■ **DIRECTION**
Search the entries for the word "neque" and pull out each line that has it.

--- start of INPUT ---

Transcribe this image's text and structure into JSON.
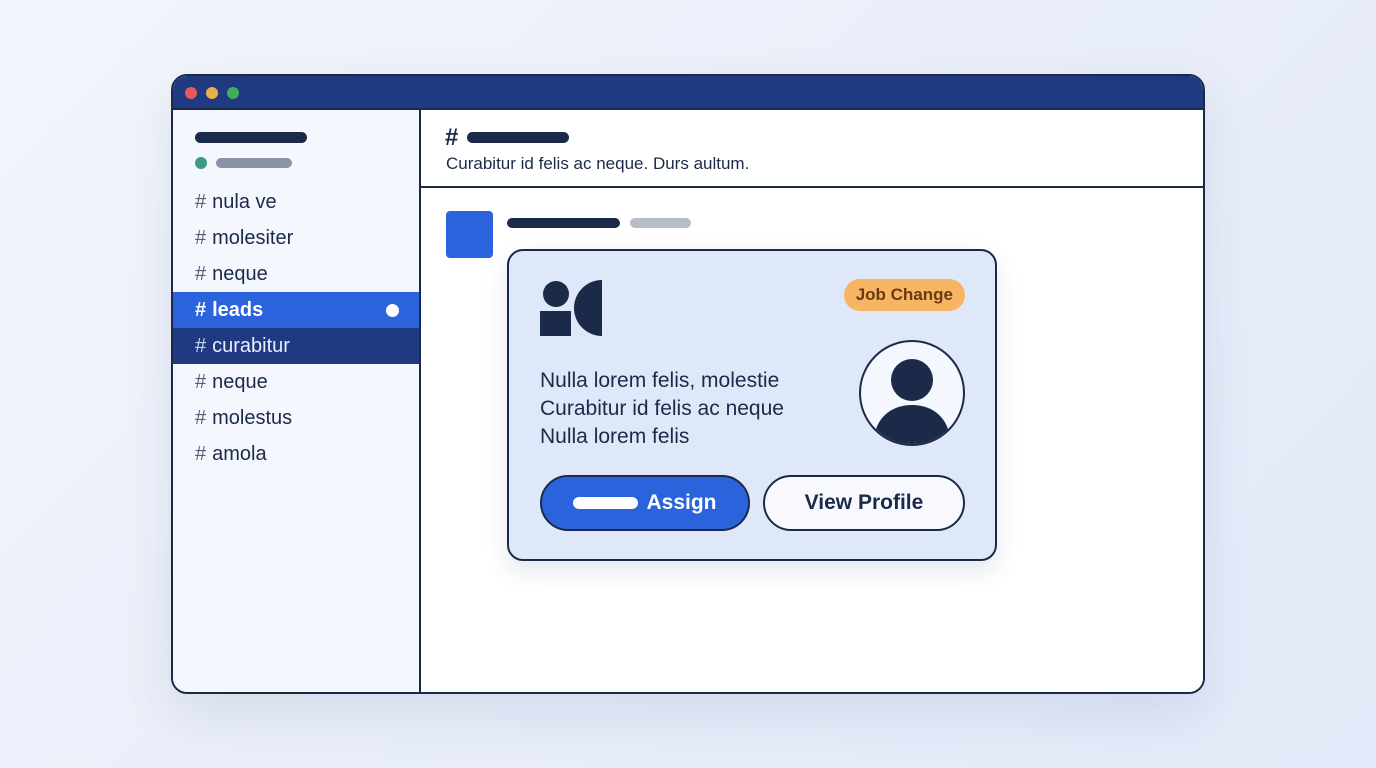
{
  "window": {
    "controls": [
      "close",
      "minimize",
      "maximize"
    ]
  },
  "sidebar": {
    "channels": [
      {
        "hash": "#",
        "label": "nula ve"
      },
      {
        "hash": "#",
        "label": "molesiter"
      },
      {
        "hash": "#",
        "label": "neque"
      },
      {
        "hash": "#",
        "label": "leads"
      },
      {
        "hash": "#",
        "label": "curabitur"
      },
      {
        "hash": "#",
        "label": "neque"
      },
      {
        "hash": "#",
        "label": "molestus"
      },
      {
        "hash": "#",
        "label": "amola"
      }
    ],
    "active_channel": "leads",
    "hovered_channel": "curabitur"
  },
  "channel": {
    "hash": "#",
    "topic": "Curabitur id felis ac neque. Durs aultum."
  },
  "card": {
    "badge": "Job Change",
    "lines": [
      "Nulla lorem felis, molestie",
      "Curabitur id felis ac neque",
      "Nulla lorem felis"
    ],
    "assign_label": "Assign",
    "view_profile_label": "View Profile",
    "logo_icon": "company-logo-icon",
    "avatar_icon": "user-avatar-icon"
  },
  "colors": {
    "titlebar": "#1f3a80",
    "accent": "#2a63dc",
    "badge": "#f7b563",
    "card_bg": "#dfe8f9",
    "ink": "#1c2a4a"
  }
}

--- end of INPUT ---
--- start of INPUT ---

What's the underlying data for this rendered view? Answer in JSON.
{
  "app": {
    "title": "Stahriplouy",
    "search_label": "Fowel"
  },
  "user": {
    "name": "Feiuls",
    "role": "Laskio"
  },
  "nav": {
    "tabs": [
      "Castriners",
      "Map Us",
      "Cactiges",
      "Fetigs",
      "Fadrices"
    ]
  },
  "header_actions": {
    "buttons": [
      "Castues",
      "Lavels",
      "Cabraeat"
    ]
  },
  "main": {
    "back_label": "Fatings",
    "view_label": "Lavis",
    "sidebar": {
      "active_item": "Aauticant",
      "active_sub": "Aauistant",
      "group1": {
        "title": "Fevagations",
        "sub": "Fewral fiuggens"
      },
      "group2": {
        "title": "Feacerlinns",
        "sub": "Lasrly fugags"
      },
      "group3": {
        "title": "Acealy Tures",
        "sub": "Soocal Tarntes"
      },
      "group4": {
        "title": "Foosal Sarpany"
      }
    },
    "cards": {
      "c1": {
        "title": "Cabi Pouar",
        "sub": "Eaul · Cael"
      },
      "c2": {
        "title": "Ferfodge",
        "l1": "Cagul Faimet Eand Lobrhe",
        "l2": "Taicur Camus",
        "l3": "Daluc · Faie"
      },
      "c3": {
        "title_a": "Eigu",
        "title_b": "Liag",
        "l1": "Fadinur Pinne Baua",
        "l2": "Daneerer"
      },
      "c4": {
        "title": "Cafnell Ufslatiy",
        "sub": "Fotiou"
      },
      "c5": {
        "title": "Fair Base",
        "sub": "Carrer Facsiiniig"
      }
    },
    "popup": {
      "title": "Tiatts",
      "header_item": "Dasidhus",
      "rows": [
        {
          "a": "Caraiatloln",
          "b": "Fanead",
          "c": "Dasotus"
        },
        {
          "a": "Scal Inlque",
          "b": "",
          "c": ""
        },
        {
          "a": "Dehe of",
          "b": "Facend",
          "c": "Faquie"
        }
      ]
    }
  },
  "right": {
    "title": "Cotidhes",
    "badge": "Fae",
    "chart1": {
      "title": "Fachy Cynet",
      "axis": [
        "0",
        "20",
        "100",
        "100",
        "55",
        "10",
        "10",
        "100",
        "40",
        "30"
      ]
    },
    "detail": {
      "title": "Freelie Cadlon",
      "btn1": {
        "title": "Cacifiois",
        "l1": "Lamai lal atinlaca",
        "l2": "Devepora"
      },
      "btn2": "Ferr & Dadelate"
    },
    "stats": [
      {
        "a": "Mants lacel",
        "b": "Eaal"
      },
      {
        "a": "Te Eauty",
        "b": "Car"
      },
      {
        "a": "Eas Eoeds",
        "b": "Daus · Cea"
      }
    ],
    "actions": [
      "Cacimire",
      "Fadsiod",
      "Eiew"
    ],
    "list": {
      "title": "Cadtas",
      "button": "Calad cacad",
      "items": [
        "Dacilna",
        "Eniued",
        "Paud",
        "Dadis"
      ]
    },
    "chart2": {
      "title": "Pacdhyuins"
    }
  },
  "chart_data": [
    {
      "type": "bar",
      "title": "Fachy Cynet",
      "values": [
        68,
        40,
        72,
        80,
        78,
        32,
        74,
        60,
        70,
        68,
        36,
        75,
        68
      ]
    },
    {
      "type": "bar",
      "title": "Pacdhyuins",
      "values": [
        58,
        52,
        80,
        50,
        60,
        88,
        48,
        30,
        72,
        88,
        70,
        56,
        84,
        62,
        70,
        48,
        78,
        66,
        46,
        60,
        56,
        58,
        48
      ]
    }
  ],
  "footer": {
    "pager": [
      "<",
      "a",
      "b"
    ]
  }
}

--- end of INPUT ---

■ **SOLUTION**
        "label": "neque"
        "label": "neque"
    "topic": "Curabitur id felis ac neque. Durs aultum."
      "Curabitur id felis ac neque",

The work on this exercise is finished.